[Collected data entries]
- - -
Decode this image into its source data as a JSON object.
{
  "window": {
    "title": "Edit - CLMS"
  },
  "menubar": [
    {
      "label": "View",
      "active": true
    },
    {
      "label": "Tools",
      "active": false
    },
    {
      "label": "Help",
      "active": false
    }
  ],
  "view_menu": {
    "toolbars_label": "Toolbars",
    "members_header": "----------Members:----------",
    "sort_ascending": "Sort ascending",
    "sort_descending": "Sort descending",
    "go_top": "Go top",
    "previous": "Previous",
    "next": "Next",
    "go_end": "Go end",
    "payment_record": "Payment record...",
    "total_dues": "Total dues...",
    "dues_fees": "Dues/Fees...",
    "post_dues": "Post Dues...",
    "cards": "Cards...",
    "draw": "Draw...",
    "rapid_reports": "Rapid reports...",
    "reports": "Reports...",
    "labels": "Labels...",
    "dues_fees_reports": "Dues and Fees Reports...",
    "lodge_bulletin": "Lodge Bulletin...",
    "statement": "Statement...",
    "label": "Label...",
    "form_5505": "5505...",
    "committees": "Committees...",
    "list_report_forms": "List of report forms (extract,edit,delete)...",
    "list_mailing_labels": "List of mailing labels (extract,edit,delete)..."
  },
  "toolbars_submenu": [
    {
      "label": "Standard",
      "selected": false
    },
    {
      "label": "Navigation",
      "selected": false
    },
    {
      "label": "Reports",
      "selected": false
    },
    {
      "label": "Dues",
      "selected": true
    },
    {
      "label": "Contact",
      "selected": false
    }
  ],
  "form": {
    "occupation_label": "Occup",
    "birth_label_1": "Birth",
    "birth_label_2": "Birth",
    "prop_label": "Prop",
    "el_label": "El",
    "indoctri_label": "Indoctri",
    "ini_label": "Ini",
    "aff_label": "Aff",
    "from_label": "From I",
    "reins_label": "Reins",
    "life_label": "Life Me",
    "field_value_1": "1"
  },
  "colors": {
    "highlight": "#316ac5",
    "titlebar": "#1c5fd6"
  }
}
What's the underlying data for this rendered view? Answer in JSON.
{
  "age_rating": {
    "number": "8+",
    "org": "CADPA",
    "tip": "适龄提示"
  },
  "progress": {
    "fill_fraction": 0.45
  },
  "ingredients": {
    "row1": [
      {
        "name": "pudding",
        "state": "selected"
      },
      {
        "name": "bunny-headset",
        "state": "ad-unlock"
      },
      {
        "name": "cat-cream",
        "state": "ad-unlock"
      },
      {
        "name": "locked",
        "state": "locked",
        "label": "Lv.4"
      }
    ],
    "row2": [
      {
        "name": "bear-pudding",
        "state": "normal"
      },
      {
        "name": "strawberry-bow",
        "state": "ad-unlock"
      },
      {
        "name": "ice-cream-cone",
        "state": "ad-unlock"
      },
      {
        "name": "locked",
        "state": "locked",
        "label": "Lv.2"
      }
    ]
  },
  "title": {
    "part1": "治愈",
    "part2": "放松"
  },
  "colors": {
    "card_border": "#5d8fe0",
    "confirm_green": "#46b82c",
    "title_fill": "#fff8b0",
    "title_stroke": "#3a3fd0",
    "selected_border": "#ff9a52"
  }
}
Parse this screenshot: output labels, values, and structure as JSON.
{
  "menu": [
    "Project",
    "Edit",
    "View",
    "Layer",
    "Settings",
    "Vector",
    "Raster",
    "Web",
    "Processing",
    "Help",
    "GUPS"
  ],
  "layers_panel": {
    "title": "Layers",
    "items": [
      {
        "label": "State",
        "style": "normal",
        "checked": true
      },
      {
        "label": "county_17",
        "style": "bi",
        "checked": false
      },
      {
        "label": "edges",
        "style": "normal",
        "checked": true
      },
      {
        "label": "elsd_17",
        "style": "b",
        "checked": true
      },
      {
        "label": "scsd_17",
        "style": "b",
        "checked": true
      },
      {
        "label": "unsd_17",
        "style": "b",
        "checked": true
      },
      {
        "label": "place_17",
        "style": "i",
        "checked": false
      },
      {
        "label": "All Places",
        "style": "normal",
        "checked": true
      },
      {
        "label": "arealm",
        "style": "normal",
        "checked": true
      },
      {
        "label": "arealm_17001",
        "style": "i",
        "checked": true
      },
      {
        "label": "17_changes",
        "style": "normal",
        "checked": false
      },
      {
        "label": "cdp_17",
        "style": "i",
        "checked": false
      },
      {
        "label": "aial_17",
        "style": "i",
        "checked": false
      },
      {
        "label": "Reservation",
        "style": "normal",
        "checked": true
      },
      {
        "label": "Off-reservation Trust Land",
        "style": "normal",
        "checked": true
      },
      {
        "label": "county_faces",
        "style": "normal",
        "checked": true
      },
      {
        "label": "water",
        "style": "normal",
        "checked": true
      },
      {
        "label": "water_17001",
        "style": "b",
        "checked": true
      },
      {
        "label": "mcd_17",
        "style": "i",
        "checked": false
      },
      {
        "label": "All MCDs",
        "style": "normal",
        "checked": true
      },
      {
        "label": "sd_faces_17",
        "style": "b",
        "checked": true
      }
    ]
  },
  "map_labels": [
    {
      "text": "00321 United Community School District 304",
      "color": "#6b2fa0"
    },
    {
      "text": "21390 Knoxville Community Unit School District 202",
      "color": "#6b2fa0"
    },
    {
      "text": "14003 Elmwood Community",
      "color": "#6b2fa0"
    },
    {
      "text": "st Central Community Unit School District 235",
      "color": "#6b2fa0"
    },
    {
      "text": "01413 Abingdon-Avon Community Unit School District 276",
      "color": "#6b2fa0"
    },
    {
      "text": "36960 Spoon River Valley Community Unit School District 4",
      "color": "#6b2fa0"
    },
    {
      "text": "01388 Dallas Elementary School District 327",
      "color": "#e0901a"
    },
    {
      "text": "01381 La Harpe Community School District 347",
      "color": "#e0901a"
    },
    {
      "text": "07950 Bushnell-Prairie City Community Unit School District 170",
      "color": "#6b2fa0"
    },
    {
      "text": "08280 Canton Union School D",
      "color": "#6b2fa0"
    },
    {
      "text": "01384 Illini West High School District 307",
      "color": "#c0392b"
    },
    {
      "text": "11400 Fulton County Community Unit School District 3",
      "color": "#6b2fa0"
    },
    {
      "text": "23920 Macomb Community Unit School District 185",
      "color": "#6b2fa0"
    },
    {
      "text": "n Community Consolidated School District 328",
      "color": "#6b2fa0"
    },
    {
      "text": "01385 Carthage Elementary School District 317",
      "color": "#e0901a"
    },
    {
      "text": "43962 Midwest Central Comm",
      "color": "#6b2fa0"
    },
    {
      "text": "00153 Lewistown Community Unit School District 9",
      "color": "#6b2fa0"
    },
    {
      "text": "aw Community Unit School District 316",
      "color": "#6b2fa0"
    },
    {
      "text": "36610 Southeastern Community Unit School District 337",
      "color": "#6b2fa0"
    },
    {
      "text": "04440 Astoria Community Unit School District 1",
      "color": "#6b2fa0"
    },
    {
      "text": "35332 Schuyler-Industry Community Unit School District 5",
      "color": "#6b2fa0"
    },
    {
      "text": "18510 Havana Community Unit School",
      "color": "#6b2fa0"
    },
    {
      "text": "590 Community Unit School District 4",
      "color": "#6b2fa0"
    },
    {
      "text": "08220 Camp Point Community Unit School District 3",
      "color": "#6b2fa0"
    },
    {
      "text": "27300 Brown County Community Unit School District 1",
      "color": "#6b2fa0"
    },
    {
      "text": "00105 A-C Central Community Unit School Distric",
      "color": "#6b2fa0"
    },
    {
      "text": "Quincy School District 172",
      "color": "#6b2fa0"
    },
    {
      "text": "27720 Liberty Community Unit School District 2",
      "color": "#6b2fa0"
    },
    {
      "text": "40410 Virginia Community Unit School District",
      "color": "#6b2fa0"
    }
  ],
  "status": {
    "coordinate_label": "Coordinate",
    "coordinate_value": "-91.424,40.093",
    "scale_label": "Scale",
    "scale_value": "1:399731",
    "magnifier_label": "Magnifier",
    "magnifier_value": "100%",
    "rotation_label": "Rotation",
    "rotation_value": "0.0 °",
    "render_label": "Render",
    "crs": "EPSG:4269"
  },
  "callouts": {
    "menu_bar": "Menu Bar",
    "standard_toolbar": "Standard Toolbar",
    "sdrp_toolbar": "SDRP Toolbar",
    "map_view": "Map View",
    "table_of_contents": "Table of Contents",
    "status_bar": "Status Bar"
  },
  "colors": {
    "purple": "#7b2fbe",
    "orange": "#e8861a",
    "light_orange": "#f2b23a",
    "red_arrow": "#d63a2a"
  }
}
- - -
* [Requirements]: Copy out every line in the listing where the word "Fees" appears.

* [Exercise output]:
    "dues_fees": "Dues/Fees...",
    "dues_fees_reports": "Dues and Fees Reports...",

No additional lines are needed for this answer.